## Task goal
Go through the records underneath and write each one out again exactly.

□ □ □ □

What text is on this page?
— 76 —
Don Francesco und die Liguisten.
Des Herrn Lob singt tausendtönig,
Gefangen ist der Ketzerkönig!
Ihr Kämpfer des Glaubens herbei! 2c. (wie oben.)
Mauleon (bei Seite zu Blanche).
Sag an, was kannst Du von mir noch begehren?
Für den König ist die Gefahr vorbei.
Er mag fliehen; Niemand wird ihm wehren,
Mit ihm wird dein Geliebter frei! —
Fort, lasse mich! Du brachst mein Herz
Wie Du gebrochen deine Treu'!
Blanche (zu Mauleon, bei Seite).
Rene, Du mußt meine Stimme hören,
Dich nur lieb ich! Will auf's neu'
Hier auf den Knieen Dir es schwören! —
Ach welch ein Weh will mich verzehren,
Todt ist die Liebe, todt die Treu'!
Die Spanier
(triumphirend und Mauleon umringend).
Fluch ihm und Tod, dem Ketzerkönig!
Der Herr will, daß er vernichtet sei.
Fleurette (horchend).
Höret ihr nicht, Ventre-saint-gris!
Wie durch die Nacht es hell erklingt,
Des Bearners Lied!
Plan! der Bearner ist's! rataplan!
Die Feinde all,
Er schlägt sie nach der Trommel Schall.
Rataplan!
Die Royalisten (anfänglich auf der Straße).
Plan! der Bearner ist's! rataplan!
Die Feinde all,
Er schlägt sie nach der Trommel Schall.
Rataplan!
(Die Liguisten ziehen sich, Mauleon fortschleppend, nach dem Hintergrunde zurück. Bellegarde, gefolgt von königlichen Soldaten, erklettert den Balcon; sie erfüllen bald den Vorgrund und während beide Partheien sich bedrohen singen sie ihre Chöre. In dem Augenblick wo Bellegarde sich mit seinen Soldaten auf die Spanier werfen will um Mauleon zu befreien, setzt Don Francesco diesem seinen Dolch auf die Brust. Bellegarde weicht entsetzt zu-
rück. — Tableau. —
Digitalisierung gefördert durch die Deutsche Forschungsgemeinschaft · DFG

□ □ □ □

## Final result
What text is on this page?
— 76 —
Don Francesco und die Liguisten.
Des Herrn Lob singt tausendtönig,
Gefangen ist der Ketzerkönig!
Ihr Kämpfer des Glaubens herbei! 2c. (wie oben.)
Mauleon (bei Seite zu Blanche).
Sag an, was kannst Du von mir noch begehren?
Für den König ist die Gefahr vorbei.
Er mag fliehen; Niemand wird ihm wehren,
Mit ihm wird dein Geliebter frei! —
Fort, lasse mich! Du brachst mein Herz
Wie Du gebrochen deine Treu'!
Blanche (zu Mauleon, bei Seite).
Rene, Du mußt meine Stimme hören,
Dich nur lieb ich! Will auf's neu'
Hier auf den Knieen Dir es schwören! —
Ach welch ein Weh will mich verzehren,
Todt ist die Liebe, todt die Treu'!
Die Spanier
(triumphirend und Mauleon umringend).
Fluch ihm und Tod, dem Ketzerkönig!
Der Herr will, daß er vernichtet sei.
Fleurette (horchend).
Höret ihr nicht, Ventre-saint-gris!
Wie durch die Nacht es hell erklingt,
Des Bearners Lied!
Plan! der Bearner ist's! rataplan!
Die Feinde all,
Er schlägt sie nach der Trommel Schall.
Rataplan!
Die Royalisten (anfänglich auf der Straße).
Plan! der Bearner ist's! rataplan!
Die Feinde all,
Er schlägt sie nach der Trommel Schall.
Rataplan!
(Die Liguisten ziehen sich, Mauleon fortschleppend, nach dem Hintergrunde zurück. Bellegarde, gefolgt von königlichen Soldaten, erklettert den Balcon; sie erfüllen bald den Vorgrund und während beide Partheien sich bedrohen singen sie ihre Chöre. In dem Augenblick wo Bellegarde sich mit seinen Soldaten auf die Spanier werfen will um Mauleon zu befreien, setzt Don Francesco diesem seinen Dolch auf die Brust. Bellegarde weicht entsetzt zu-
rück. — Tableau. —
Digitalisierung gefördert durch die Deutsche Forschungsgemeinschaft · DFG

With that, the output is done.